**** Material provided ****
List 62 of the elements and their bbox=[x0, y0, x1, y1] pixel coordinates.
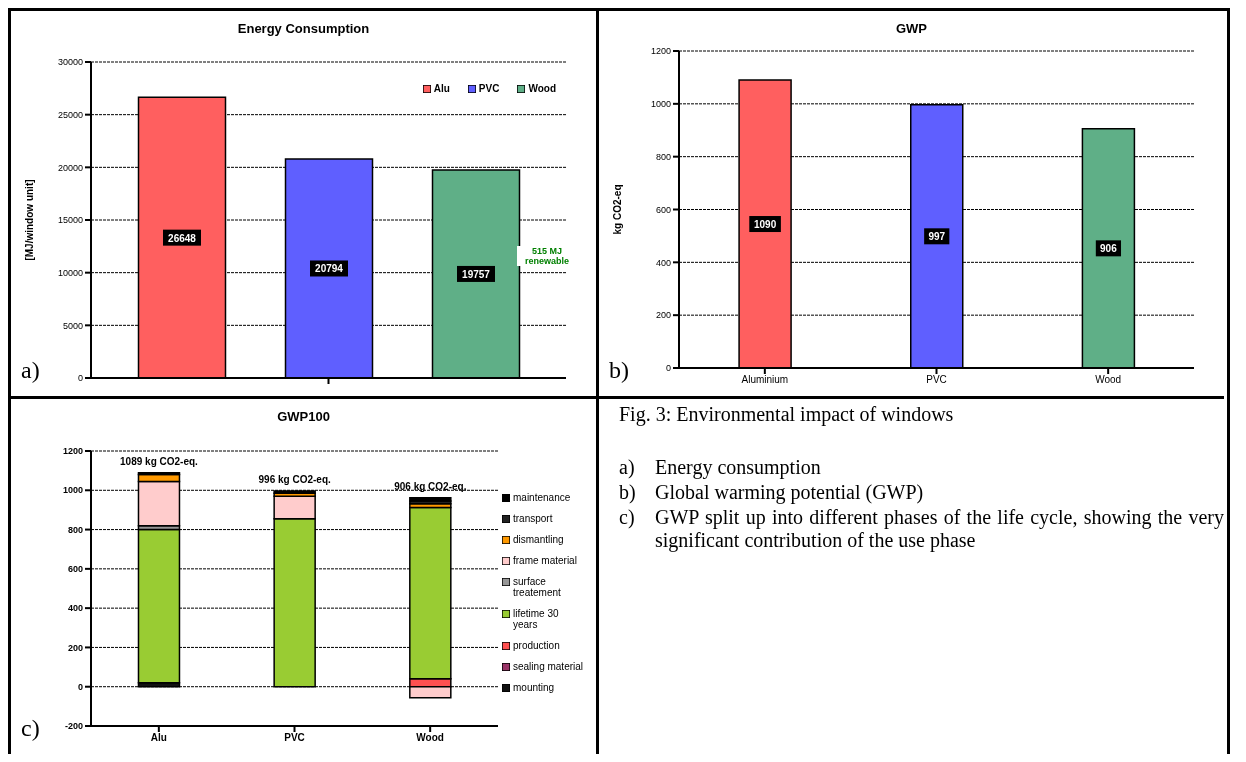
text: a) Energy consumption bbox=[619, 456, 821, 479]
legend-label: frame material bbox=[513, 555, 577, 566]
data-label: 26648 bbox=[168, 232, 197, 244]
y-tick-label: -200 bbox=[64, 721, 83, 732]
y-axis-title: [MJ/window unit] bbox=[23, 179, 35, 261]
text: a) bbox=[21, 357, 40, 384]
x-tick-label: Alu bbox=[150, 732, 167, 744]
text: c) GWP split up into different phases of the life cycle, showing the very significant contribution of the use phase bbox=[619, 506, 1224, 552]
y-tick-label: 1200 bbox=[62, 446, 83, 457]
y-axis-title: kg CO2-eq bbox=[611, 184, 623, 235]
legend-label: lifetime 30 years bbox=[513, 608, 560, 630]
legend-label: transport bbox=[513, 513, 553, 524]
data-label: 20794 bbox=[315, 263, 344, 275]
y-tick-label: 1000 bbox=[62, 485, 83, 496]
y-tick-label: 1200 bbox=[650, 46, 671, 57]
y-tick-label: 5000 bbox=[62, 320, 83, 331]
text: c) bbox=[21, 715, 40, 742]
y-tick-label: 0 bbox=[77, 373, 83, 384]
y-tick-label: 600 bbox=[655, 204, 671, 215]
y-tick-label: 1000 bbox=[650, 99, 671, 110]
y-tick-label: 10000 bbox=[57, 267, 83, 278]
x-tick-label: Wood bbox=[416, 732, 444, 744]
total-label: 906 kg CO2-eq. bbox=[394, 480, 467, 492]
y-tick-label: 400 bbox=[655, 257, 671, 268]
total-label: 996 kg CO2-eq. bbox=[258, 474, 331, 486]
x-tick-label: PVC bbox=[284, 732, 305, 744]
y-tick-label: 600 bbox=[67, 564, 83, 575]
y-tick-label: 200 bbox=[67, 642, 83, 653]
y-tick-label: 0 bbox=[77, 681, 83, 692]
chart-title: GWP100 bbox=[276, 408, 331, 426]
legend-label: mounting bbox=[513, 682, 555, 693]
legend-label: surface treatement bbox=[513, 576, 562, 598]
data-label: 997 bbox=[928, 231, 946, 243]
y-tick-label: 800 bbox=[67, 524, 83, 535]
legend-label: PVC bbox=[478, 83, 500, 94]
legend-label: dismantling bbox=[513, 534, 564, 545]
chart-title: GWP bbox=[894, 20, 929, 38]
x-tick-label: Wood bbox=[1095, 374, 1122, 386]
y-tick-label: 400 bbox=[67, 603, 83, 614]
text: b) Global warming potential (GWP) bbox=[619, 481, 924, 504]
legend-label: production bbox=[513, 640, 560, 651]
legend-label: maintenance bbox=[513, 492, 571, 503]
legend-label: sealing material bbox=[513, 661, 584, 672]
y-tick-label: 15000 bbox=[57, 215, 83, 226]
legend-label: Wood bbox=[528, 83, 556, 94]
data-label: 906 bbox=[1100, 243, 1118, 255]
y-tick-label: 0 bbox=[665, 363, 671, 374]
y-tick-label: 200 bbox=[655, 310, 671, 321]
legend-label: Alu bbox=[433, 83, 450, 94]
x-tick-label: Aluminium bbox=[741, 374, 789, 386]
y-tick-label: 20000 bbox=[57, 162, 83, 173]
data-label: 1090 bbox=[753, 219, 777, 231]
text: Fig. 3: Environmental impact of windows bbox=[619, 403, 955, 426]
chart-title: Energy Consumption bbox=[236, 20, 371, 38]
y-tick-label: 800 bbox=[655, 151, 671, 162]
data-label: 19757 bbox=[462, 268, 491, 280]
annotation: 515 MJ renewable bbox=[517, 245, 578, 266]
x-tick-label: PVC bbox=[926, 374, 947, 386]
total-label: 1089 kg CO2-eq. bbox=[120, 455, 199, 467]
y-tick-label: 25000 bbox=[57, 109, 83, 120]
y-tick-label: 30000 bbox=[57, 57, 83, 68]
text: b) bbox=[609, 357, 629, 384]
****
> _Requirements_
Write out every line of the listing above as a numbered list, skipping blank lines and leaving the picture out.

> _Exercise output_
1. List 62 of the elements and their bbox=[x0, y0, x1, y1] pixel coordinates.
2. text: a) Energy consumption bbox=[619, 456, 821, 479]
3. legend-label: frame material bbox=[513, 555, 577, 566]
4. data-label: 26648 bbox=[168, 232, 197, 244]
5. y-tick-label: -200 bbox=[64, 721, 83, 732]
6. y-axis-title: [MJ/window unit] bbox=[23, 179, 35, 261]
7. text: a) bbox=[21, 357, 40, 384]
8. x-tick-label: Alu bbox=[150, 732, 167, 744]
9. text: c) GWP split up into different phases of the life cycle, showing the very significant contribution of the use phase bbox=[619, 506, 1224, 552]
10. y-tick-label: 1200 bbox=[62, 446, 83, 457]
11. y-axis-title: kg CO2-eq bbox=[611, 184, 623, 235]
12. legend-label: lifetime 30 years bbox=[513, 608, 560, 630]
13. legend-label: transport bbox=[513, 513, 553, 524]
14. data-label: 20794 bbox=[315, 263, 344, 275]
15. y-tick-label: 1000 bbox=[62, 485, 83, 496]
16. y-tick-label: 1200 bbox=[650, 46, 671, 57]
17. y-tick-label: 5000 bbox=[62, 320, 83, 331]
18. text: c) bbox=[21, 715, 40, 742]
19. y-tick-label: 0 bbox=[77, 373, 83, 384]
20. y-tick-label: 600 bbox=[655, 204, 671, 215]
21. y-tick-label: 1000 bbox=[650, 99, 671, 110]
22. y-tick-label: 10000 bbox=[57, 267, 83, 278]
23. x-tick-label: Wood bbox=[416, 732, 444, 744]
24. total-label: 906 kg CO2-eq. bbox=[394, 480, 467, 492]
25. y-tick-label: 400 bbox=[655, 257, 671, 268]
26. total-label: 996 kg CO2-eq. bbox=[258, 474, 331, 486]
27. x-tick-label: PVC bbox=[284, 732, 305, 744]
28. y-tick-label: 600 bbox=[67, 564, 83, 575]
29. y-tick-label: 200 bbox=[67, 642, 83, 653]
30. y-tick-label: 0 bbox=[77, 681, 83, 692]
31. chart-title: GWP100 bbox=[276, 408, 331, 426]
32. legend-label: mounting bbox=[513, 682, 555, 693]
33. legend-label: surface treatement bbox=[513, 576, 562, 598]
34. data-label: 997 bbox=[928, 231, 946, 243]
35. y-tick-label: 800 bbox=[67, 524, 83, 535]
36. legend-label: PVC bbox=[478, 83, 500, 94]
37. legend-label: dismantling bbox=[513, 534, 564, 545]
38. chart-title: GWP bbox=[894, 20, 929, 38]
39. x-tick-label: Wood bbox=[1095, 374, 1122, 386]
40. y-tick-label: 400 bbox=[67, 603, 83, 614]
41. text: b) Global warming potential (GWP) bbox=[619, 481, 924, 504]
42. legend-label: production bbox=[513, 640, 560, 651]
43. legend-label: maintenance bbox=[513, 492, 571, 503]
44. legend-label: sealing material bbox=[513, 661, 584, 672]
45. y-tick-label: 15000 bbox=[57, 215, 83, 226]
46. legend-label: Wood bbox=[528, 83, 556, 94]
47. data-label: 906 bbox=[1100, 243, 1118, 255]
48. y-tick-label: 0 bbox=[665, 363, 671, 374]
49. y-tick-label: 200 bbox=[655, 310, 671, 321]
50. legend-label: Alu bbox=[433, 83, 450, 94]
51. x-tick-label: Aluminium bbox=[741, 374, 789, 386]
52. y-tick-label: 20000 bbox=[57, 162, 83, 173]
53. data-label: 1090 bbox=[753, 219, 777, 231]
54. text: Fig. 3: Environmental impact of windows bbox=[619, 403, 955, 426]
55. chart-title: Energy Consumption bbox=[236, 20, 371, 38]
56. y-tick-label: 800 bbox=[655, 151, 671, 162]
57. data-label: 19757 bbox=[462, 268, 491, 280]
58. annotation: 515 MJ renewable bbox=[517, 245, 578, 266]
59. x-tick-label: PVC bbox=[926, 374, 947, 386]
60. total-label: 1089 kg CO2-eq. bbox=[120, 455, 199, 467]
61. y-tick-label: 25000 bbox=[57, 109, 83, 120]
62. y-tick-label: 30000 bbox=[57, 57, 83, 68]
63. text: b) bbox=[609, 357, 629, 384]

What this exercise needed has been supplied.